TASK DIRECTIONS
Look through the material below. Copy each line that contains the string "defectuoso".

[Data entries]

--- start ---

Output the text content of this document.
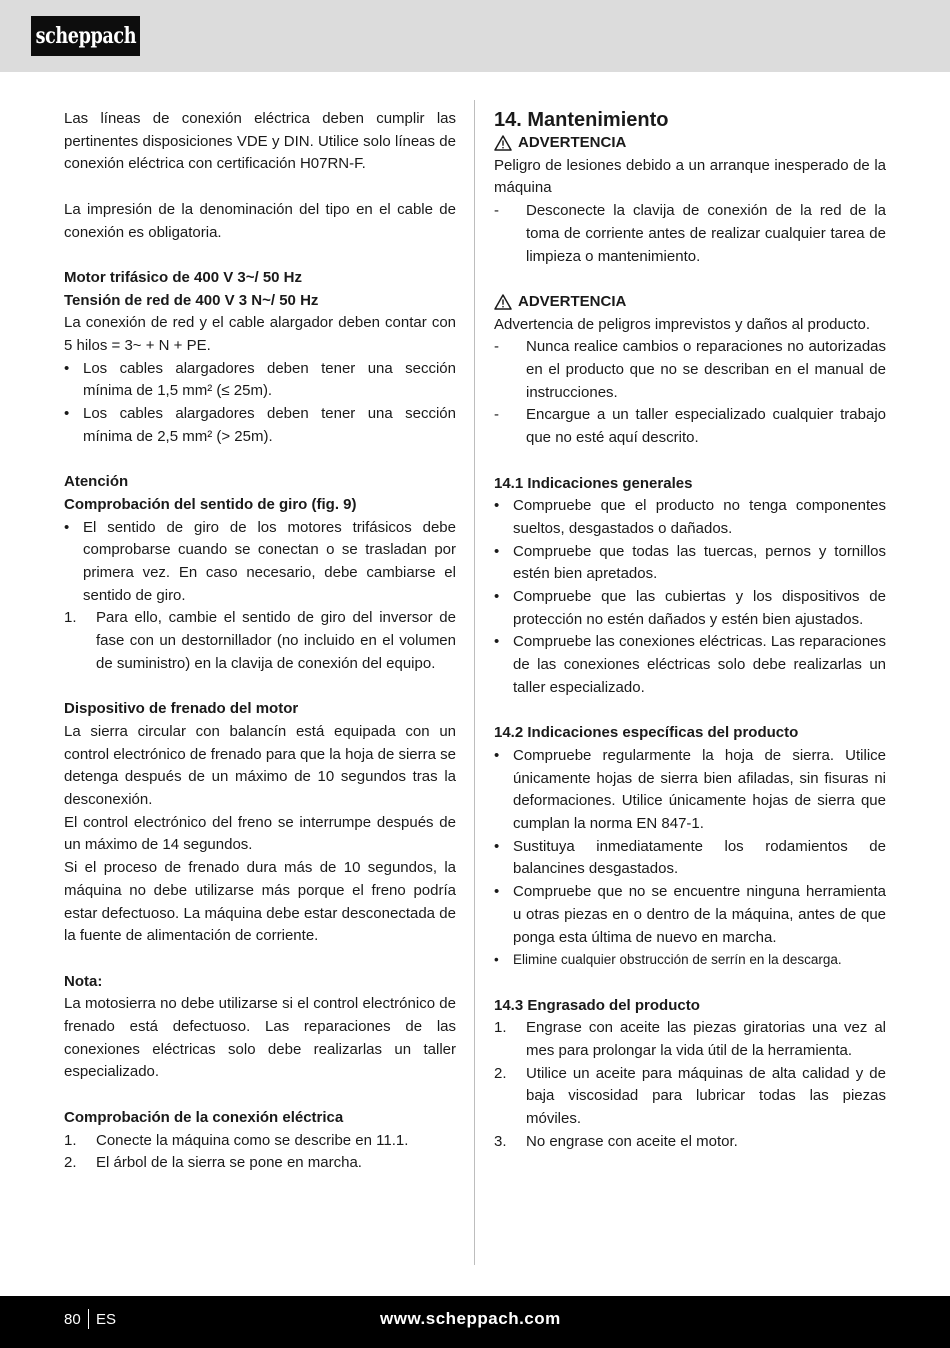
scheppach

Las líneas de conexión eléctrica deben cumplir las pertinentes disposiciones VDE y DIN. Utilice solo líneas de conexión eléctrica con certificación H07RN-F.

La impresión de la denominación del tipo en el cable de conexión es obligatoria.

Motor trifásico de 400 V 3~/ 50 Hz

Tensión de red de 400 V 3 N~/ 50 Hz

La conexión de red y el cable alargador deben contar con 5 hilos = 3~ + N + PE.

• Los cables alargadores deben tener una sección mínima de 1,5 mm² (≤ 25m).
• Los cables alargadores deben tener una sección mínima de 2,5 mm² (> 25m).

Atención

Comprobación del sentido de giro (fig. 9)

• El sentido de giro de los motores trifásicos debe comprobarse cuando se conectan o se trasladan por primera vez. En caso necesario, debe cambiarse el sentido de giro.
1.	Para ello, cambie el sentido de giro del inversor de fase con un destornillador (no incluido en el volumen de suministro) en la clavija de conexión del equipo.

Dispositivo de frenado del motor

La sierra circular con balancín está equipada con un control electrónico de frenado para que la hoja de sierra se detenga después de un máximo de 10 segundos tras la desconexión.

El control electrónico del freno se interrumpe después de un máximo de 14 segundos.

Si el proceso de frenado dura más de 10 segundos, la máquina no debe utilizarse más porque el freno podría estar defectuoso. La máquina debe estar desconectada de la fuente de alimentación de corriente.

Nota:

La motosierra no debe utilizarse si el control electrónico de frenado está defectuoso. Las reparaciones de las conexiones eléctricas solo debe realizarlas un taller especializado.

Comprobación de la conexión eléctrica

1.	Conecte la máquina como se describe en 11.1.
2.	El árbol de la sierra se pone en marcha.

14. Mantenimiento

ADVERTENCIA

Peligro de lesiones debido a un arranque inesperado de la máquina

-	Desconecte la clavija de conexión de la red de la toma de corriente antes de realizar cualquier tarea de limpieza o mantenimiento.

ADVERTENCIA

Advertencia de peligros imprevistos y daños al producto.

-	Nunca realice cambios o reparaciones no autorizadas en el producto que no se describan en el manual de instrucciones.
-	Encargue a un taller especializado cualquier trabajo que no esté aquí descrito.

14.1 Indicaciones generales

• Compruebe que el producto no tenga componentes sueltos, desgastados o dañados.
• Compruebe que todas las tuercas, pernos y tornillos estén bien apretados.
• Compruebe que las cubiertas y los dispositivos de protección no estén dañados y estén bien ajustados.
• Compruebe las conexiones eléctricas. Las reparaciones de las conexiones eléctricas solo debe realizarlas un taller especializado.

14.2 Indicaciones específicas del producto

• Compruebe regularmente la hoja de sierra. Utilice únicamente hojas de sierra bien afiladas, sin fisuras ni deformaciones. Utilice únicamente hojas de sierra que cumplan la norma EN 847-1.
• Sustituya inmediatamente los rodamientos de balancines desgastados.
• Compruebe que no se encuentre ninguna herramienta u otras piezas en o dentro de la máquina, antes de que ponga esta última de nuevo en marcha.
•	Elimine cualquier obstrucción de serrín en la descarga.

14.3 Engrasado del producto

1.	Engrase con aceite las piezas giratorias una vez al mes para prolongar la vida útil de la herramienta.
2.	Utilice un aceite para máquinas de alta calidad y de baja viscosidad para lubricar todas las piezas móviles.
3.	No engrase con aceite el motor.
80 ES	www.scheppach.com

--- end ---

RESPONSE TO THE EXERCISE
Si el proceso de frenado dura más de 10 segundos, la máquina no debe utilizarse más porque el freno podría estar defectuoso. La máquina debe estar desconectada de la fuente de alimentación de corriente.
La motosierra no debe utilizarse si el control electrónico de frenado está defectuoso. Las reparaciones de las conexiones eléctricas solo debe realizarlas un taller especializado.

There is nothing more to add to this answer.